> What you have to do
In the material below, find all lines with the string "this" and copy them.

---------------

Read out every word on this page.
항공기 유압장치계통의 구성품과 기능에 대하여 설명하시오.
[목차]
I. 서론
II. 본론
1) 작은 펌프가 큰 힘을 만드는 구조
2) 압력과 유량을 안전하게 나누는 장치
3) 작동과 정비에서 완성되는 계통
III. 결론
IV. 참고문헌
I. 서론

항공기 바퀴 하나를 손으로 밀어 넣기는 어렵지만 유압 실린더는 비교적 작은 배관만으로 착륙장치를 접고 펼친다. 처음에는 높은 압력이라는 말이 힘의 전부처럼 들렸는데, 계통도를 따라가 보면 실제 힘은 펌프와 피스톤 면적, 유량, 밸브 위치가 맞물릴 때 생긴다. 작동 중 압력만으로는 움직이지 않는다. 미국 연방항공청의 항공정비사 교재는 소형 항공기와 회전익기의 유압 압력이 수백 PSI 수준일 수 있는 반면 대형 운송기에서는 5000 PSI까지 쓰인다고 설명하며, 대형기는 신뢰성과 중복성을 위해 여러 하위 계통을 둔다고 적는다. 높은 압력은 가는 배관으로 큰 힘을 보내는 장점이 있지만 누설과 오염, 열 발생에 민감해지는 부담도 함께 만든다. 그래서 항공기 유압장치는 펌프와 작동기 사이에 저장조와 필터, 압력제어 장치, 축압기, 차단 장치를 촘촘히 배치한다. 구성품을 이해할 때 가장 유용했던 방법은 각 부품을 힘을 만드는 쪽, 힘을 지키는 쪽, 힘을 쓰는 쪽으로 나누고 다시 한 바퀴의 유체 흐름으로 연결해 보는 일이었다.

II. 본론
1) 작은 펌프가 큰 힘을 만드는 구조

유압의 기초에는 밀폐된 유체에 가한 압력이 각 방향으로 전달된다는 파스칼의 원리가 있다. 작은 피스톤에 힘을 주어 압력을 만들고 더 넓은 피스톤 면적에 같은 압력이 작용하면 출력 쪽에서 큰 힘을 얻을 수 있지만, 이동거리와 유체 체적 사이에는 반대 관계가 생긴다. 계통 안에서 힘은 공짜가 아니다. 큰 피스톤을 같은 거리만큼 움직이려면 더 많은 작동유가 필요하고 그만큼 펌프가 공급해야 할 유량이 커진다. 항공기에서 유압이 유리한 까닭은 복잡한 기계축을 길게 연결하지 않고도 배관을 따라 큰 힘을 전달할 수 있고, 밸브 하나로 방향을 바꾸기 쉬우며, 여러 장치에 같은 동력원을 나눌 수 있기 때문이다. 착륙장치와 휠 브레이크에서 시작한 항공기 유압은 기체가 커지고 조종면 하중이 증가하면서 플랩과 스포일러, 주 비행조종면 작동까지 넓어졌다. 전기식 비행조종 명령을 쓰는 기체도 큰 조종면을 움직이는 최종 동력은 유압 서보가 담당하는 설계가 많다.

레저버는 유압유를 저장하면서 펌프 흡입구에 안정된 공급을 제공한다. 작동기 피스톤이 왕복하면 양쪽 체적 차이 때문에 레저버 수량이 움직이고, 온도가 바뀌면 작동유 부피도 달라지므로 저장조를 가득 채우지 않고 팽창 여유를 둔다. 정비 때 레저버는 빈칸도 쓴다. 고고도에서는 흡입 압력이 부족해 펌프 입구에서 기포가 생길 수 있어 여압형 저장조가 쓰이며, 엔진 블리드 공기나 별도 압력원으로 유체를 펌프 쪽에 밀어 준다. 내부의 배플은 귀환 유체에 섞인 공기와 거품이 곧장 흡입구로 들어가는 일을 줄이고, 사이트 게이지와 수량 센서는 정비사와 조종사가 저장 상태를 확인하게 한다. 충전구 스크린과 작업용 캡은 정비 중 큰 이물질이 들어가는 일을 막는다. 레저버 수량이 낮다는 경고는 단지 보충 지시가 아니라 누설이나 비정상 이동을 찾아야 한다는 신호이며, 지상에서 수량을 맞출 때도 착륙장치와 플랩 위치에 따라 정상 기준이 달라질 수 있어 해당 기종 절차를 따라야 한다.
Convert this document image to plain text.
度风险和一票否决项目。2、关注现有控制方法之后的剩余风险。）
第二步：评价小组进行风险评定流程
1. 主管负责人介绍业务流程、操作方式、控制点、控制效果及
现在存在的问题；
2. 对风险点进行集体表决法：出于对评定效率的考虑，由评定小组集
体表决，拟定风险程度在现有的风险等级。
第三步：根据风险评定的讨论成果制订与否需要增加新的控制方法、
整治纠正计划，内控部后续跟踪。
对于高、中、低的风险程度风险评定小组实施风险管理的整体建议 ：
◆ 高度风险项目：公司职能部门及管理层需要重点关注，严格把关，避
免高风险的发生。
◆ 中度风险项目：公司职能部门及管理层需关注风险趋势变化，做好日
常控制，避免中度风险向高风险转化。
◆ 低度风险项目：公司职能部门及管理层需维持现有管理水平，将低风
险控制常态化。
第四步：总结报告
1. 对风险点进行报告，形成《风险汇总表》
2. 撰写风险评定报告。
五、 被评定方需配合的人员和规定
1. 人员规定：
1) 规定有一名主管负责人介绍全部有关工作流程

---------------

> Expected answer
Read out every word on this page.
Convert this document image to plain text.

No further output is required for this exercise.